DATA FOR PROCESSING ▸
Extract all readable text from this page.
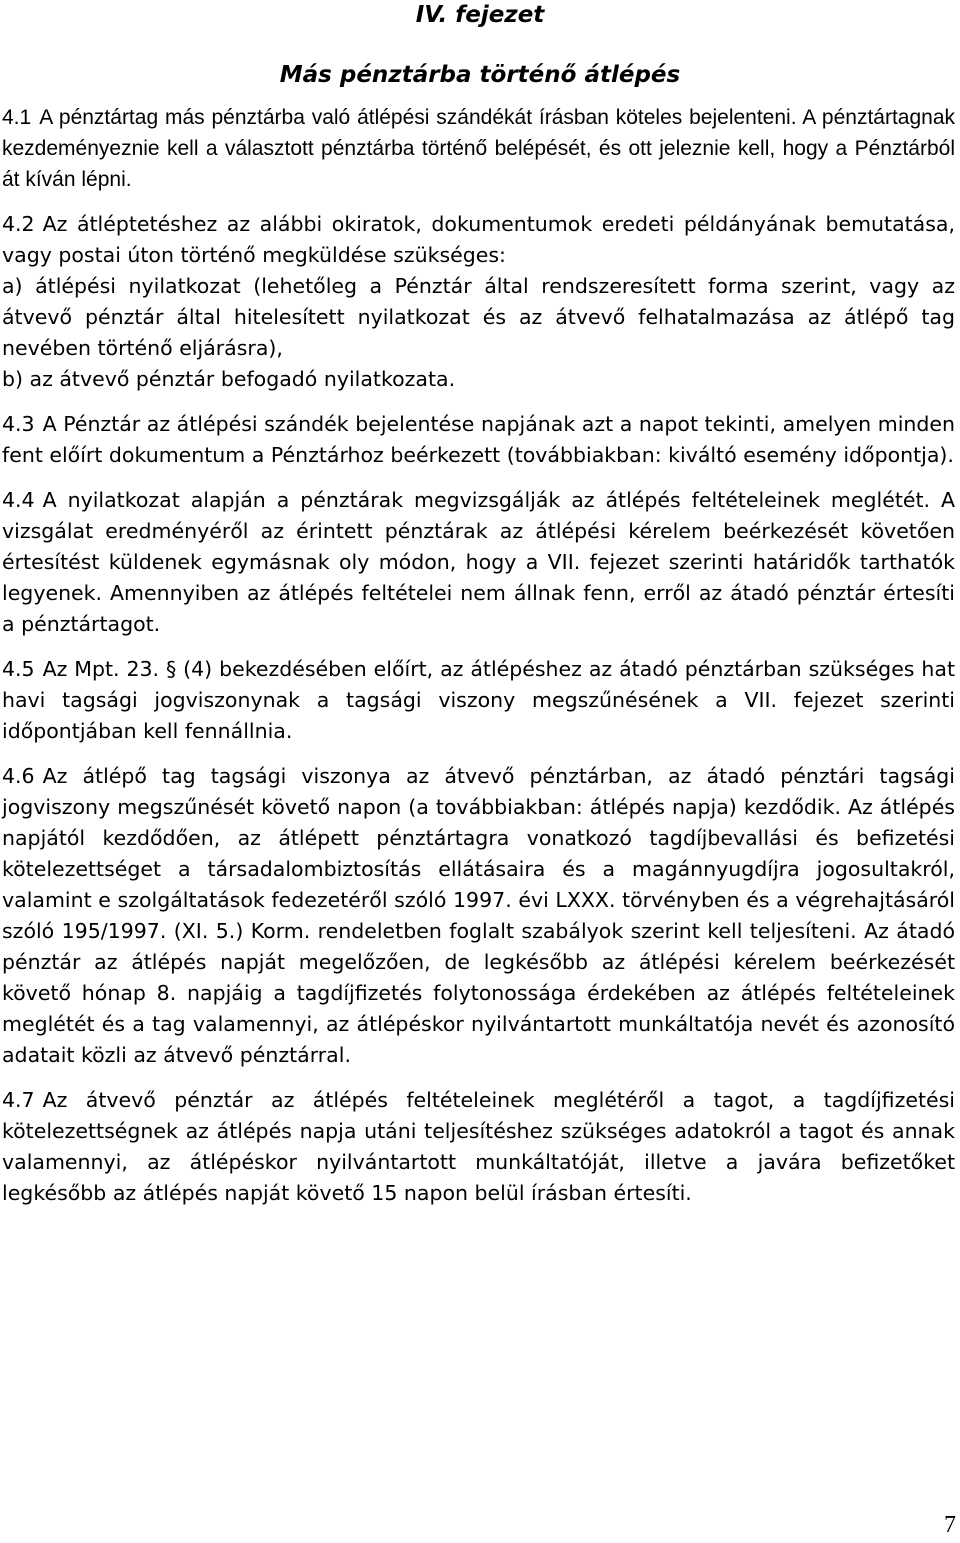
IV. fejezet
Más pénztárba történő átlépés

4.1 A pénztártag más pénztárba való átlépési szándékát írásban köteles bejelenteni. A pénztártagnak kezdeményeznie kell a választott pénztárba történő belépését, és ott jeleznie kell, hogy a Pénztárból át kíván lépni.

4.2 Az átléptetéshez az alábbi okiratok, dokumentumok eredeti példányának bemutatása, vagy postai úton történő megküldése szükséges:
a) átlépési nyilatkozat (lehetőleg a Pénztár által rendszeresített forma szerint, vagy az átvevő pénztár által hitelesített nyilatkozat és az átvevő felhatalmazása az átlépő tag nevében történő eljárásra),
b) az átvevő pénztár befogadó nyilatkozata.

4.3 A Pénztár az átlépési szándék bejelentése napjának azt a napot tekinti, amelyen minden fent előírt dokumentum a Pénztárhoz beérkezett (továbbiakban: kiváltó esemény időpontja).

4.4 A nyilatkozat alapján a pénztárak megvizsgálják az átlépés feltételeinek meglétét. A vizsgálat eredményéről az érintett pénztárak az átlépési kérelem beérkezését követően értesítést küldenek egymásnak oly módon, hogy a VII. fejezet szerinti határidők tarthatók legyenek. Amennyiben az átlépés feltételei nem állnak fenn, erről az átadó pénztár értesíti a pénztártagot.

4.5 Az Mpt. 23. § (4) bekezdésében előírt, az átlépéshez az átadó pénztárban szükséges hat havi tagsági jogviszonynak a tagsági viszony megszűnésének a VII. fejezet szerinti időpontjában kell fennállnia.

4.6 Az átlépő tag tagsági viszonya az átvevő pénztárban, az átadó pénztári tagsági jogviszony megszűnését követő napon (a továbbiakban: átlépés napja) kezdődik. Az átlépés napjától kezdődően, az átlépett pénztártagra vonatkozó tagdíjbevallási és befizetési kötelezettséget a társadalombiztosítás ellátásaira és a magánnyugdíjra jogosultakról, valamint e szolgáltatások fedezetéről szóló 1997. évi LXXX. törvényben és a végrehajtásáról szóló 195/1997. (XI. 5.) Korm. rendeletben foglalt szabályok szerint kell teljesíteni. Az átadó pénztár az átlépés napját megelőzően, de legkésőbb az átlépési kérelem beérkezését követő hónap 8. napjáig a tagdíjfizetés folytonossága érdekében az átlépés feltételeinek meglétét és a tag valamennyi, az átlépéskor nyilvántartott munkáltatója nevét és azonosító adatait közli az átvevő pénztárral.

4.7 Az átvevő pénztár az átlépés feltételeinek meglétéről a tagot, a tagdíjfizetési kötelezettségnek az átlépés napja utáni teljesítéshez szükséges adatokról a tagot és annak valamennyi, az átlépéskor nyilvántartott munkáltatóját, illetve a javára befizetőket legkésőbb az átlépés napját követő 15 napon belül írásban értesíti.

7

EXERCISE GOAL ▸
Copy the whole listing above word for word but do not carry over the pictures.

SOLVED EXERCISE ▸
Extract all readable text from this page.
IV. fejezet
Más pénztárba történő átlépés

4.1 A pénztártag más pénztárba való átlépési szándékát írásban köteles bejelenteni. A pénztártagnak kezdeményeznie kell a választott pénztárba történő belépését, és ott jeleznie kell, hogy a Pénztárból át kíván lépni.

4.2 Az átléptetéshez az alábbi okiratok, dokumentumok eredeti példányának bemutatása, vagy postai úton történő megküldése szükséges:
a) átlépési nyilatkozat (lehetőleg a Pénztár által rendszeresített forma szerint, vagy az átvevő pénztár által hitelesített nyilatkozat és az átvevő felhatalmazása az átlépő tag nevében történő eljárásra),
b) az átvevő pénztár befogadó nyilatkozata.

4.3 A Pénztár az átlépési szándék bejelentése napjának azt a napot tekinti, amelyen minden fent előírt dokumentum a Pénztárhoz beérkezett (továbbiakban: kiváltó esemény időpontja).

4.4 A nyilatkozat alapján a pénztárak megvizsgálják az átlépés feltételeinek meglétét. A vizsgálat eredményéről az érintett pénztárak az átlépési kérelem beérkezését követően értesítést küldenek egymásnak oly módon, hogy a VII. fejezet szerinti határidők tarthatók legyenek. Amennyiben az átlépés feltételei nem állnak fenn, erről az átadó pénztár értesíti a pénztártagot.

4.5 Az Mpt. 23. § (4) bekezdésében előírt, az átlépéshez az átadó pénztárban szükséges hat havi tagsági jogviszonynak a tagsági viszony megszűnésének a VII. fejezet szerinti időpontjában kell fennállnia.

4.6 Az átlépő tag tagsági viszonya az átvevő pénztárban, az átadó pénztári tagsági jogviszony megszűnését követő napon (a továbbiakban: átlépés napja) kezdődik. Az átlépés napjától kezdődően, az átlépett pénztártagra vonatkozó tagdíjbevallási és befizetési kötelezettséget a társadalombiztosítás ellátásaira és a magánnyugdíjra jogosultakról, valamint e szolgáltatások fedezetéről szóló 1997. évi LXXX. törvényben és a végrehajtásáról szóló 195/1997. (XI. 5.) Korm. rendeletben foglalt szabályok szerint kell teljesíteni. Az átadó pénztár az átlépés napját megelőzően, de legkésőbb az átlépési kérelem beérkezését követő hónap 8. napjáig a tagdíjfizetés folytonossága érdekében az átlépés feltételeinek meglétét és a tag valamennyi, az átlépéskor nyilvántartott munkáltatója nevét és azonosító adatait közli az átvevő pénztárral.

4.7 Az átvevő pénztár az átlépés feltételeinek meglétéről a tagot, a tagdíjfizetési kötelezettségnek az átlépés napja utáni teljesítéshez szükséges adatokról a tagot és annak valamennyi, az átlépéskor nyilvántartott munkáltatóját, illetve a javára befizetőket legkésőbb az átlépés napját követő 15 napon belül írásban értesíti.

7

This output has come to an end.